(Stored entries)
^^^^

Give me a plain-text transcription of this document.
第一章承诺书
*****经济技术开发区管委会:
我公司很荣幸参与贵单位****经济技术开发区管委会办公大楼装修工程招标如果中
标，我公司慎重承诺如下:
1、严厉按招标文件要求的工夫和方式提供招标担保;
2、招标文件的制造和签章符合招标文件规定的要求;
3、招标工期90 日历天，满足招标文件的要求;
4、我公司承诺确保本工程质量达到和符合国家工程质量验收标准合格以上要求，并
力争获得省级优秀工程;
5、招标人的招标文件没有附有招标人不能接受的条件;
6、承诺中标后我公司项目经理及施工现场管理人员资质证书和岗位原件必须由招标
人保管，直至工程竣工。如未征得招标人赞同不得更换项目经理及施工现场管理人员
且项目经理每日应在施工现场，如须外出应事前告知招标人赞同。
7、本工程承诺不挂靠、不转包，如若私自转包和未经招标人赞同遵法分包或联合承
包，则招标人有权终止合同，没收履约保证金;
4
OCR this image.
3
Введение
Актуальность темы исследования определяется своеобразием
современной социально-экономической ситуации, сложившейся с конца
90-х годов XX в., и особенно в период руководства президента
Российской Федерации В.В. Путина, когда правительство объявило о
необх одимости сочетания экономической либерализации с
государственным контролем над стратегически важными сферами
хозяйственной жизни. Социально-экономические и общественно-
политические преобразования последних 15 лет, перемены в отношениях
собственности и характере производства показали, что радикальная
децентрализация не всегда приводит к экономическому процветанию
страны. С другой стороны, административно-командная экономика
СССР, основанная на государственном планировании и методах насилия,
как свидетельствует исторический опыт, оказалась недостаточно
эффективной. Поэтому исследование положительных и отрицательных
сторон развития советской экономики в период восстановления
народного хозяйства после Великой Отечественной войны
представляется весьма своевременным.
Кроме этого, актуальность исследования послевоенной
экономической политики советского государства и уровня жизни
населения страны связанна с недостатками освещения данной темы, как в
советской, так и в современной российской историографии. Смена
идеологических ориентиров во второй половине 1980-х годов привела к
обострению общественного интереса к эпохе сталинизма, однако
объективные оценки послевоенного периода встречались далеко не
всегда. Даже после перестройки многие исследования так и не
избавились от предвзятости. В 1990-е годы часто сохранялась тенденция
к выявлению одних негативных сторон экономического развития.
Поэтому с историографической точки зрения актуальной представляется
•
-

^^^^

* **Task to complete**: Repeat the data in its entirety, character for character.

* **Full response**:
Give me a plain-text transcription of this document.
第一章承诺书
*****经济技术开发区管委会:
我公司很荣幸参与贵单位****经济技术开发区管委会办公大楼装修工程招标如果中
标，我公司慎重承诺如下:
1、严厉按招标文件要求的工夫和方式提供招标担保;
2、招标文件的制造和签章符合招标文件规定的要求;
3、招标工期90 日历天，满足招标文件的要求;
4、我公司承诺确保本工程质量达到和符合国家工程质量验收标准合格以上要求，并
力争获得省级优秀工程;
5、招标人的招标文件没有附有招标人不能接受的条件;
6、承诺中标后我公司项目经理及施工现场管理人员资质证书和岗位原件必须由招标
人保管，直至工程竣工。如未征得招标人赞同不得更换项目经理及施工现场管理人员
且项目经理每日应在施工现场，如须外出应事前告知招标人赞同。
7、本工程承诺不挂靠、不转包，如若私自转包和未经招标人赞同遵法分包或联合承
包，则招标人有权终止合同，没收履约保证金;
4
OCR this image.
3
Введение
Актуальность темы исследования определяется своеобразием
современной социально-экономической ситуации, сложившейся с конца
90-х годов XX в., и особенно в период руководства президента
Российской Федерации В.В. Путина, когда правительство объявило о
необх одимости сочетания экономической либерализации с
государственным контролем над стратегически важными сферами
хозяйственной жизни. Социально-экономические и общественно-
политические преобразования последних 15 лет, перемены в отношениях
собственности и характере производства показали, что радикальная
децентрализация не всегда приводит к экономическому процветанию
страны. С другой стороны, административно-командная экономика
СССР, основанная на государственном планировании и методах насилия,
как свидетельствует исторический опыт, оказалась недостаточно
эффективной. Поэтому исследование положительных и отрицательных
сторон развития советской экономики в период восстановления
народного хозяйства после Великой Отечественной войны
представляется весьма своевременным.
Кроме этого, актуальность исследования послевоенной
экономической политики советского государства и уровня жизни
населения страны связанна с недостатками освещения данной темы, как в
советской, так и в современной российской историографии. Смена
идеологических ориентиров во второй половине 1980-х годов привела к
обострению общественного интереса к эпохе сталинизма, однако
объективные оценки послевоенного периода встречались далеко не
всегда. Даже после перестройки многие исследования так и не
избавились от предвзятости. В 1990-е годы часто сохранялась тенденция
к выявлению одних негативных сторон экономического развития.
Поэтому с историографической точки зрения актуальной представляется
•
-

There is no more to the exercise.